-- Work to do --
Extract every line from the records below that contains the word "continued".
****
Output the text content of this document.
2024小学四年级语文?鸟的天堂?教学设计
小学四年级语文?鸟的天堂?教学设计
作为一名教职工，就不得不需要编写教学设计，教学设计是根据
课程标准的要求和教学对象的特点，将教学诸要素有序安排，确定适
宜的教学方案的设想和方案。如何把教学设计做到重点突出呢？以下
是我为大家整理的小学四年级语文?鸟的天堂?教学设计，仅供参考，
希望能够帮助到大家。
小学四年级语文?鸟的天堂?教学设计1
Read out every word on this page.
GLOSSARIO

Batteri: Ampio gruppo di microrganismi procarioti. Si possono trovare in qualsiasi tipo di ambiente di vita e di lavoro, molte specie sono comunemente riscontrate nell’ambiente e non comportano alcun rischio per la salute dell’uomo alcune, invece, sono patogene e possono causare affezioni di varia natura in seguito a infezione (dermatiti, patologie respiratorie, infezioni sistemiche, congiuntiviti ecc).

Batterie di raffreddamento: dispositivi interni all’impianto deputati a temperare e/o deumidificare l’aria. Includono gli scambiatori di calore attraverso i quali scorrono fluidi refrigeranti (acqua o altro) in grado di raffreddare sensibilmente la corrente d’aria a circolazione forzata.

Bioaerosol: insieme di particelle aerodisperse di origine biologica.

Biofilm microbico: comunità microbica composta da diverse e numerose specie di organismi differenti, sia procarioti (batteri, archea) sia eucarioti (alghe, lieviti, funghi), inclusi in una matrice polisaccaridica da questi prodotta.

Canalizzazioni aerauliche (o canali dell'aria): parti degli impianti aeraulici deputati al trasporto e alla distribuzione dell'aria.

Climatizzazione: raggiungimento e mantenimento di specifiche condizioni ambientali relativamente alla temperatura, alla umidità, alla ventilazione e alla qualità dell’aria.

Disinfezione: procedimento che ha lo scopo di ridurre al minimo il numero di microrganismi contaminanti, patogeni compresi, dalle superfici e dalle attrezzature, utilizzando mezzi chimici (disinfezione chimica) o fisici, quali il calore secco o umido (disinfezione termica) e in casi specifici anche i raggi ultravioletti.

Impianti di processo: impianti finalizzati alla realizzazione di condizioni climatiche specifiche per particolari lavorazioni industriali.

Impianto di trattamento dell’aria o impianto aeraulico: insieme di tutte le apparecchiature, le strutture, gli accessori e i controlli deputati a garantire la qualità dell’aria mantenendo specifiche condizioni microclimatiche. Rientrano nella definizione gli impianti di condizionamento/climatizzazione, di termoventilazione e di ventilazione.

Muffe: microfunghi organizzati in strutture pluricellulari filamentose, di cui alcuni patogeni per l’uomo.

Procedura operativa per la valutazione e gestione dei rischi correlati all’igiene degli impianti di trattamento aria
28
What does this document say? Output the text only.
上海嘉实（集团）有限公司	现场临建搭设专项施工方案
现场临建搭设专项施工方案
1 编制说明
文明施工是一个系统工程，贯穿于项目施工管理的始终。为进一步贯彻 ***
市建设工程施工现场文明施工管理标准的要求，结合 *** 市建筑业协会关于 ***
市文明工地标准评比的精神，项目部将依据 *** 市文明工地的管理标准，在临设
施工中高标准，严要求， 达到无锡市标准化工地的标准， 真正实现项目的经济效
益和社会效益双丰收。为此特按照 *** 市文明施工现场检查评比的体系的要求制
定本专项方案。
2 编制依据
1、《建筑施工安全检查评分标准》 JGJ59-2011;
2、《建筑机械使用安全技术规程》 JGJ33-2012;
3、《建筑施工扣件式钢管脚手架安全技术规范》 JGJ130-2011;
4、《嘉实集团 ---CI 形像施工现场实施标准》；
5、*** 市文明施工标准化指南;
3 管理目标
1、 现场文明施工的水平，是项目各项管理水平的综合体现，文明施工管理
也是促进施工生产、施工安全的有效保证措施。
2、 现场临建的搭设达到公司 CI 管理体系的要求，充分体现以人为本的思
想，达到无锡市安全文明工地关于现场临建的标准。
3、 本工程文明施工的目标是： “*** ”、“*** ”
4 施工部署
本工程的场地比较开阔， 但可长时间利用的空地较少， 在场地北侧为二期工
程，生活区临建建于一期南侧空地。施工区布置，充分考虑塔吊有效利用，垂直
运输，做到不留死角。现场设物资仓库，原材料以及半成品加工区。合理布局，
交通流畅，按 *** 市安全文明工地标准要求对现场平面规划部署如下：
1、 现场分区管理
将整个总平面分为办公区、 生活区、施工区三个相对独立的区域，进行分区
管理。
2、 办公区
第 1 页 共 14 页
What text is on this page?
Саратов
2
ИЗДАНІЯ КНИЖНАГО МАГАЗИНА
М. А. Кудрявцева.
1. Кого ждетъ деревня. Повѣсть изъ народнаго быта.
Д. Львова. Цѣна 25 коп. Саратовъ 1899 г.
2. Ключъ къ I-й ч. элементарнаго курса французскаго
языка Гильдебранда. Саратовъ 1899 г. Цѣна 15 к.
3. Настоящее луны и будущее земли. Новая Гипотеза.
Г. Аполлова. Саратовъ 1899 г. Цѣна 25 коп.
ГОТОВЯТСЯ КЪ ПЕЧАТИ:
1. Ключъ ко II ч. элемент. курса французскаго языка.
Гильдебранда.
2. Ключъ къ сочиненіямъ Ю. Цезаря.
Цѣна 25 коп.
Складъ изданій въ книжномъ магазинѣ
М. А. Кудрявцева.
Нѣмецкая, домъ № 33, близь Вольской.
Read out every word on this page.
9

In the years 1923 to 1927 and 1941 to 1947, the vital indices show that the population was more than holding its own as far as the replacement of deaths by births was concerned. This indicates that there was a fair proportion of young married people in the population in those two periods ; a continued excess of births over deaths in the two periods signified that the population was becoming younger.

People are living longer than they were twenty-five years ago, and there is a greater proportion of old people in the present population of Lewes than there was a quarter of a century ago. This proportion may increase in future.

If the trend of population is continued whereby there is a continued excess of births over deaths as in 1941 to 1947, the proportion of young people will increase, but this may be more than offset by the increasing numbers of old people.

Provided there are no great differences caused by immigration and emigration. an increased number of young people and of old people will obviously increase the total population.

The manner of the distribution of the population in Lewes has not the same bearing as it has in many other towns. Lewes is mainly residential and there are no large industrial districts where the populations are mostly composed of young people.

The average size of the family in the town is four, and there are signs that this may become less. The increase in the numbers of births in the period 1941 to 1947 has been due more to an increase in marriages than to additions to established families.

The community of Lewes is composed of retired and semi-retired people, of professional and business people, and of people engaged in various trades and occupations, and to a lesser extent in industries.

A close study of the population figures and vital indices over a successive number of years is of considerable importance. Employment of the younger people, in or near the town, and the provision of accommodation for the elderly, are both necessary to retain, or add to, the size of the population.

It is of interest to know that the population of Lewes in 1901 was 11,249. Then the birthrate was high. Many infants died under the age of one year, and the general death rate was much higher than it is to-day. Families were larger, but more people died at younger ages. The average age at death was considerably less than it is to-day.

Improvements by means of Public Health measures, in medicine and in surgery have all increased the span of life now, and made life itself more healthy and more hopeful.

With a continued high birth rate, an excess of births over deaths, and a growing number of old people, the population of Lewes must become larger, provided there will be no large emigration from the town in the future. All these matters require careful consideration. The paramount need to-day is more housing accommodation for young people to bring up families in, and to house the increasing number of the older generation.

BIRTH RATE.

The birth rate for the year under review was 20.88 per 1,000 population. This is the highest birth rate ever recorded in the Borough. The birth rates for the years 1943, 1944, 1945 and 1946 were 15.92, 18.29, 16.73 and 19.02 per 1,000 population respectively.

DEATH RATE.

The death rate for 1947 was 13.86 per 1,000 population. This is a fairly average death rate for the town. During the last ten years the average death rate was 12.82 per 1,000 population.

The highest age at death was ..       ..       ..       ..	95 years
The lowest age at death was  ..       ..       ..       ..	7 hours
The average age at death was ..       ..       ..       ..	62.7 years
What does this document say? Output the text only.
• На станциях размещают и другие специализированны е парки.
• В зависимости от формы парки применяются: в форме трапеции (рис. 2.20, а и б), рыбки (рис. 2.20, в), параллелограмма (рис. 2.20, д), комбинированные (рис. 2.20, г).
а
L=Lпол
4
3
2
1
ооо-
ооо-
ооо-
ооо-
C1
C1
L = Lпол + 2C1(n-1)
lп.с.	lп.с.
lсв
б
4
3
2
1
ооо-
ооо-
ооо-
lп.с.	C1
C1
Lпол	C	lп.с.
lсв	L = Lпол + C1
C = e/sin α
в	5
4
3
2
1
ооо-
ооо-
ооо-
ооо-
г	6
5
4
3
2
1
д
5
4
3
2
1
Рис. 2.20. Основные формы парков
****
-- Output for this exercise --
In the years 1923 to 1927 and 1941 to 1947, the vital indices show that the population was more than holding its own as far as the replacement of deaths by births was concerned. This indicates that there was a fair proportion of young married people in the population in those two periods ; a continued excess of births over deaths in the two periods signified that the population was becoming younger.
If the trend of population is continued whereby there is a continued excess of births over deaths as in 1941 to 1947, the proportion of young people will increase, but this may be more than offset by the increasing numbers of old people.
With a continued high birth rate, an excess of births over deaths, and a growing number of old people, the population of Lewes must become larger, provided there will be no large emigration from the town in the future. All these matters require careful consideration. The paramount need to-day is more housing accommodation for young people to bring up families in, and to house the increasing number of the older generation.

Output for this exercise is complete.